====== Extracted material
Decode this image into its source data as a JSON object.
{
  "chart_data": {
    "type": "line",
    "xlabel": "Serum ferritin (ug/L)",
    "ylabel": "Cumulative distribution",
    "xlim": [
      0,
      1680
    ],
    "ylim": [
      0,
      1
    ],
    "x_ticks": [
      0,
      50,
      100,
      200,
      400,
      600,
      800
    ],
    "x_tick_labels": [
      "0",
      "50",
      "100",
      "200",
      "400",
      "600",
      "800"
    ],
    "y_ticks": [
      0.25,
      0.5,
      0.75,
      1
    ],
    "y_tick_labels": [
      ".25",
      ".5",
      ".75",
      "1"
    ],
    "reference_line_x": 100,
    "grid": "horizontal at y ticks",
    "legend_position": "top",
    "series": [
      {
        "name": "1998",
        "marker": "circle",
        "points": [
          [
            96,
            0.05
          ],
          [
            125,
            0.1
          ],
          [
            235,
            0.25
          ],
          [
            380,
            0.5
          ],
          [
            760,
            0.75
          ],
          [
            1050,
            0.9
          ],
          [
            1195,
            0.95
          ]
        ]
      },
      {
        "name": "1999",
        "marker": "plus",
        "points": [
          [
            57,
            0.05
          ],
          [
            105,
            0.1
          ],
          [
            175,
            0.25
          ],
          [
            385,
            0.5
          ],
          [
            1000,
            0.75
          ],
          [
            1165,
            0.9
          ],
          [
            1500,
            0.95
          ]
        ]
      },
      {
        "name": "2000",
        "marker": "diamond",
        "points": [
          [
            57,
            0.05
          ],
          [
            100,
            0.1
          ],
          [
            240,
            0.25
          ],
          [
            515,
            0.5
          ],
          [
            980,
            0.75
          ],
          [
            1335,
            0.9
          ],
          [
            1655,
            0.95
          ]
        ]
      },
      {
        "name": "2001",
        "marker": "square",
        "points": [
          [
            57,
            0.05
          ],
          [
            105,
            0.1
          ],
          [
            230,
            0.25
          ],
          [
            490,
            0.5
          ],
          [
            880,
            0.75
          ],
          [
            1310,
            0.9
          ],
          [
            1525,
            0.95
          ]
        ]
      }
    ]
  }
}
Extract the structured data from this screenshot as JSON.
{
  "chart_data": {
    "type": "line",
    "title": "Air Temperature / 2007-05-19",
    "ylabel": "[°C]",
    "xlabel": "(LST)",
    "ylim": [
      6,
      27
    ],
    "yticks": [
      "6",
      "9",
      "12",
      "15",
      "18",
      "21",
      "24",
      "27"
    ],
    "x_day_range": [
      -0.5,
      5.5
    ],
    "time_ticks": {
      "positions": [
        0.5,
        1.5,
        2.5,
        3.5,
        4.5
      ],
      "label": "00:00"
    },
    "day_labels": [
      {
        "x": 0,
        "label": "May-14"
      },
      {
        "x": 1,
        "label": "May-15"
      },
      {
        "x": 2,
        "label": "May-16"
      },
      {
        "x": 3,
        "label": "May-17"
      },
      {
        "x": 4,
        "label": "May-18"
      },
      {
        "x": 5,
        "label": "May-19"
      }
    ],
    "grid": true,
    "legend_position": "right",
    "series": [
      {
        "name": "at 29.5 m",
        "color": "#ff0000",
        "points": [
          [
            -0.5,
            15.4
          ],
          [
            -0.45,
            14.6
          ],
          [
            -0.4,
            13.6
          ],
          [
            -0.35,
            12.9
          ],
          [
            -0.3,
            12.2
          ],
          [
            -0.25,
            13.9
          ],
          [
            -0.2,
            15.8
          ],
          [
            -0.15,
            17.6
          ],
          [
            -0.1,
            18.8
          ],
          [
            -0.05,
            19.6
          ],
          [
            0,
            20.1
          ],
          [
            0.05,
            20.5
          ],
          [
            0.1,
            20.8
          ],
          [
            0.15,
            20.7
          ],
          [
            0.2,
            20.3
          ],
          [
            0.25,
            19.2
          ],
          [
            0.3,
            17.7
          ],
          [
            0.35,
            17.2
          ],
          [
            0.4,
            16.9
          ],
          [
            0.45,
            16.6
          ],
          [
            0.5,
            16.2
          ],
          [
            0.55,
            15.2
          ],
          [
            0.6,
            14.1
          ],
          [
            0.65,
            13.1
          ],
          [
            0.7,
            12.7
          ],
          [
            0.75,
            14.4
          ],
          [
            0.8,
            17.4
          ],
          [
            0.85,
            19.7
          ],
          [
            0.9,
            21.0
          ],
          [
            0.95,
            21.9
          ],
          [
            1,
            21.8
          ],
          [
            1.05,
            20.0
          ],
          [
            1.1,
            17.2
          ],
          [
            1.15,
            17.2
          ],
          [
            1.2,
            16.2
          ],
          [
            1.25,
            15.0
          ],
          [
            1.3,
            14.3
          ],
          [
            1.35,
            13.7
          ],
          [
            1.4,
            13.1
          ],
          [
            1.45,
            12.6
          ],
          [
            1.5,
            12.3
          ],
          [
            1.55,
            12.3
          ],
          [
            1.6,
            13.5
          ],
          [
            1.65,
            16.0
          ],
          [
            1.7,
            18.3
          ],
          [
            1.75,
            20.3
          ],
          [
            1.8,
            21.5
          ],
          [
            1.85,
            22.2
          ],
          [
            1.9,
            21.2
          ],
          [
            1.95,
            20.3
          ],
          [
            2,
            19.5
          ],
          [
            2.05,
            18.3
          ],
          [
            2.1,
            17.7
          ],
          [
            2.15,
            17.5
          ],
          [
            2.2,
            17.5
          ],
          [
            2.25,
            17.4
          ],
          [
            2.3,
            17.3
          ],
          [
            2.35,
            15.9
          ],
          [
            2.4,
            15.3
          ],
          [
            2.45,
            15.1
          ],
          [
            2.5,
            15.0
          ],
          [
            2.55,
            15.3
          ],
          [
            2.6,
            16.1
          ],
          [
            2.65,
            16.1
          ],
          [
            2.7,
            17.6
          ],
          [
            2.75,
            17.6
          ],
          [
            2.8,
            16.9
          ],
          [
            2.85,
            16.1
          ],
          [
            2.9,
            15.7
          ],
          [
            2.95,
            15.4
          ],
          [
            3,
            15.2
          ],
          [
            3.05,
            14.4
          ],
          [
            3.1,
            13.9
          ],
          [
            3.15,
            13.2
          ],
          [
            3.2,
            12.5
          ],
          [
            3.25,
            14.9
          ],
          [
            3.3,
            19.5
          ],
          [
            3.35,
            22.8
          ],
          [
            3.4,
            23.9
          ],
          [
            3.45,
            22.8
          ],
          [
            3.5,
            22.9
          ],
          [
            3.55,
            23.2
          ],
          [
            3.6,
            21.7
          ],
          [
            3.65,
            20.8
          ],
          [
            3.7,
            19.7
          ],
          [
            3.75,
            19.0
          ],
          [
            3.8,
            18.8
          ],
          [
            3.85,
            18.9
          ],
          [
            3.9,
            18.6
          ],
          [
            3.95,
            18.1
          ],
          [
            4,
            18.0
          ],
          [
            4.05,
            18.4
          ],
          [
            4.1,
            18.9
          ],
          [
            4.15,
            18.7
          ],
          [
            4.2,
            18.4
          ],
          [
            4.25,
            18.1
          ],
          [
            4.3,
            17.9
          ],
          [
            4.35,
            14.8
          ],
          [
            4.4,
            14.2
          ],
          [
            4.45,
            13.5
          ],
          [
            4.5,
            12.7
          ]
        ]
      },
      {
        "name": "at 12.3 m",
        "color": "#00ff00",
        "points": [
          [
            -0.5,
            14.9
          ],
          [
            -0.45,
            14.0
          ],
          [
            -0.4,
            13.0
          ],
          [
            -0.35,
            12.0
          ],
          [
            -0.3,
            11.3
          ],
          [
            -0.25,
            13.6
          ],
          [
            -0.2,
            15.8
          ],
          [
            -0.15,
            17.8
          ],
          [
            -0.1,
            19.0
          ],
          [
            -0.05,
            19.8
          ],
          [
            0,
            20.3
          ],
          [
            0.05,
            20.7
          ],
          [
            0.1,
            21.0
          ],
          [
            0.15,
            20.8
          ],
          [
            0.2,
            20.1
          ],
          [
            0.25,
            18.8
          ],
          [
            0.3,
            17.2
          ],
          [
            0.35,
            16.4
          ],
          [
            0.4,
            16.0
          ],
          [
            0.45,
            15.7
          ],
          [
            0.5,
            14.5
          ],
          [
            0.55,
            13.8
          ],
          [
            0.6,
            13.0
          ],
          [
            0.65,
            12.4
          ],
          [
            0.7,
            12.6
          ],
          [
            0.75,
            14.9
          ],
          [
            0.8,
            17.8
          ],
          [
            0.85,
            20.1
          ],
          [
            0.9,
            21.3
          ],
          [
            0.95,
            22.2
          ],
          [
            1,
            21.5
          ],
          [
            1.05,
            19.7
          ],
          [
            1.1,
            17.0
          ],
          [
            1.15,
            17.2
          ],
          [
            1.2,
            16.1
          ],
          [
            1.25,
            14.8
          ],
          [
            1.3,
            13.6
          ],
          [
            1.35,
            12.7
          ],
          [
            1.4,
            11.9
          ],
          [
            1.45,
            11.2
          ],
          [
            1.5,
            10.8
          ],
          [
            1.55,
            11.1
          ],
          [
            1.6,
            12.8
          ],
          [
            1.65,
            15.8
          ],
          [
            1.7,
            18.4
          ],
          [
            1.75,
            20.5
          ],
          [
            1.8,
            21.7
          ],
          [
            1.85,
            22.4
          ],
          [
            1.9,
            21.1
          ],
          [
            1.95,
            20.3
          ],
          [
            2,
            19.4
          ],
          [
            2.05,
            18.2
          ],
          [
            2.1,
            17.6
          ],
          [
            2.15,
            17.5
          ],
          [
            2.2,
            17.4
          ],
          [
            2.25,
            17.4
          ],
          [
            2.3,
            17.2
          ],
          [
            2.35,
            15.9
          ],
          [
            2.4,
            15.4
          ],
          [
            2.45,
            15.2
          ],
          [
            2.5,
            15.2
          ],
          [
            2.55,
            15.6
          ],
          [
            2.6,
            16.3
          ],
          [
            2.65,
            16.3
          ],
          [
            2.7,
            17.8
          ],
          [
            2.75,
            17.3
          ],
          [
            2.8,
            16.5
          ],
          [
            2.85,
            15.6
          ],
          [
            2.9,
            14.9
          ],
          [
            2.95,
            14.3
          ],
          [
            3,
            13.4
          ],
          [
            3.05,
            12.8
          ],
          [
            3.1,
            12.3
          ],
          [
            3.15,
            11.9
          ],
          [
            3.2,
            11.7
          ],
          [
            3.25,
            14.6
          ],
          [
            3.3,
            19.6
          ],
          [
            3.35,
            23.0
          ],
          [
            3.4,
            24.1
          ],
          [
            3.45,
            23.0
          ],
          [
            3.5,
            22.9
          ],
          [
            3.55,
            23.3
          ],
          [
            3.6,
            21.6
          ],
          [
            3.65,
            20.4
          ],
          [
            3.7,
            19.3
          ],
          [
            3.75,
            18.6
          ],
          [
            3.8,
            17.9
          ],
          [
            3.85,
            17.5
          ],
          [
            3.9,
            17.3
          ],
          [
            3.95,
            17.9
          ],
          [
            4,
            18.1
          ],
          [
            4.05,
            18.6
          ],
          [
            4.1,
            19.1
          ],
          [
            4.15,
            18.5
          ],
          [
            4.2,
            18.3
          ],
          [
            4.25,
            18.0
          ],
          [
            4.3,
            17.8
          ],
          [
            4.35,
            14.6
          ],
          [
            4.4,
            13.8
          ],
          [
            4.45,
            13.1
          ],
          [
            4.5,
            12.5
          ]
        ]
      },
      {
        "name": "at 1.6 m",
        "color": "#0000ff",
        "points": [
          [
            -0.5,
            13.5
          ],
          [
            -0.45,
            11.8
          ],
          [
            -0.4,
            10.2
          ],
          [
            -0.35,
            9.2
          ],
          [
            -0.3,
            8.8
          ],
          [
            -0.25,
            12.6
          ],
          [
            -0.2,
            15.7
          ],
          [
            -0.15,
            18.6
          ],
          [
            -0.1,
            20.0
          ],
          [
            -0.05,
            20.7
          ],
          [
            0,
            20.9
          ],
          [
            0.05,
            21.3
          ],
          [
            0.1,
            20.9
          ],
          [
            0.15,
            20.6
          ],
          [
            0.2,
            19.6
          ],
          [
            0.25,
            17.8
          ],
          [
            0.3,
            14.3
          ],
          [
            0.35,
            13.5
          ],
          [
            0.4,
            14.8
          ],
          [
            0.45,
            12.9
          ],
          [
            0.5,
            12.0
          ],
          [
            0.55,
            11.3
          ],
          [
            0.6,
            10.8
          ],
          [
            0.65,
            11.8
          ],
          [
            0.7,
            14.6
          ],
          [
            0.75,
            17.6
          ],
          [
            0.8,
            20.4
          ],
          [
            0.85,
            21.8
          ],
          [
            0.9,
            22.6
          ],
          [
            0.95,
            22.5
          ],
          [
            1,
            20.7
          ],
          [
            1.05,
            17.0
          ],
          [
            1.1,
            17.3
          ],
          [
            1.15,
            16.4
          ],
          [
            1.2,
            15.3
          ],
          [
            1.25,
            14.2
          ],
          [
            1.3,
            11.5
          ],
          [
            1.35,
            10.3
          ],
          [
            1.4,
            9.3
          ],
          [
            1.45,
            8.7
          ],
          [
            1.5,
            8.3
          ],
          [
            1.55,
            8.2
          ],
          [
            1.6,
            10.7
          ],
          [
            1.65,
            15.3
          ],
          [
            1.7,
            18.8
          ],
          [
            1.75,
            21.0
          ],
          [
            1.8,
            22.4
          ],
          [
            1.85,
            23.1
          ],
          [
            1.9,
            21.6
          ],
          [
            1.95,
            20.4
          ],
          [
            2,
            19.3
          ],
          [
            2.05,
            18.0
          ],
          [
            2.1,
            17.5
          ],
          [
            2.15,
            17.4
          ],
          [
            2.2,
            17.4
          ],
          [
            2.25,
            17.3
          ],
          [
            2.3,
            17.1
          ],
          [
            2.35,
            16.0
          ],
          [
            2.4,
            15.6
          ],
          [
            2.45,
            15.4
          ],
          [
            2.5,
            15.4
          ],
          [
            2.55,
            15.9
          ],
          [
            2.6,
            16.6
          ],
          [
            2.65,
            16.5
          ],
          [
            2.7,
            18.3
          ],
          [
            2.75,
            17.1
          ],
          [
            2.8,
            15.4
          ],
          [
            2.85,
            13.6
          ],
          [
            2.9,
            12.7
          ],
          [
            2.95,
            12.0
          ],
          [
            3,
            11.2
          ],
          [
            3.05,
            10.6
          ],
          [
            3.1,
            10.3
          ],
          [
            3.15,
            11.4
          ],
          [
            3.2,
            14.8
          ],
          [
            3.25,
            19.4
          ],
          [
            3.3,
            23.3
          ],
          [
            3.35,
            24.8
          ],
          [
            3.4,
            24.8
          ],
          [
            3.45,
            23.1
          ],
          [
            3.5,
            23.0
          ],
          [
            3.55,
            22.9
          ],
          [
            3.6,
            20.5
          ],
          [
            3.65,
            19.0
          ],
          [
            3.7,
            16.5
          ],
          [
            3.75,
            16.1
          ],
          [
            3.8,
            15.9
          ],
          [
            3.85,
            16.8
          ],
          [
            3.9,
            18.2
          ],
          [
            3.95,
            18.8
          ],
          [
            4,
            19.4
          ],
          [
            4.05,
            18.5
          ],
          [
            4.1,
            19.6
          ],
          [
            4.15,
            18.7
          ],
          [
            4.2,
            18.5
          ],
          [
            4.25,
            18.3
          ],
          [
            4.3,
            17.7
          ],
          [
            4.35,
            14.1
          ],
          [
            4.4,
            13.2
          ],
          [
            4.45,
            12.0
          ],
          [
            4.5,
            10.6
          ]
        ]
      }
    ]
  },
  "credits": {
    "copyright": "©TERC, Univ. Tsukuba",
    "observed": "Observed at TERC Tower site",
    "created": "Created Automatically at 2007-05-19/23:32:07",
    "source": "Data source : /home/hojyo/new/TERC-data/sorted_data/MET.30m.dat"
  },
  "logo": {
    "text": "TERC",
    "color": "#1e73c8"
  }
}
============
Given request =
Check each line of the records for "this" and copy the ones that contain it.

Response =
Decode this image into its source data as a JSON object.
Extract the structured data from this screenshot as JSON.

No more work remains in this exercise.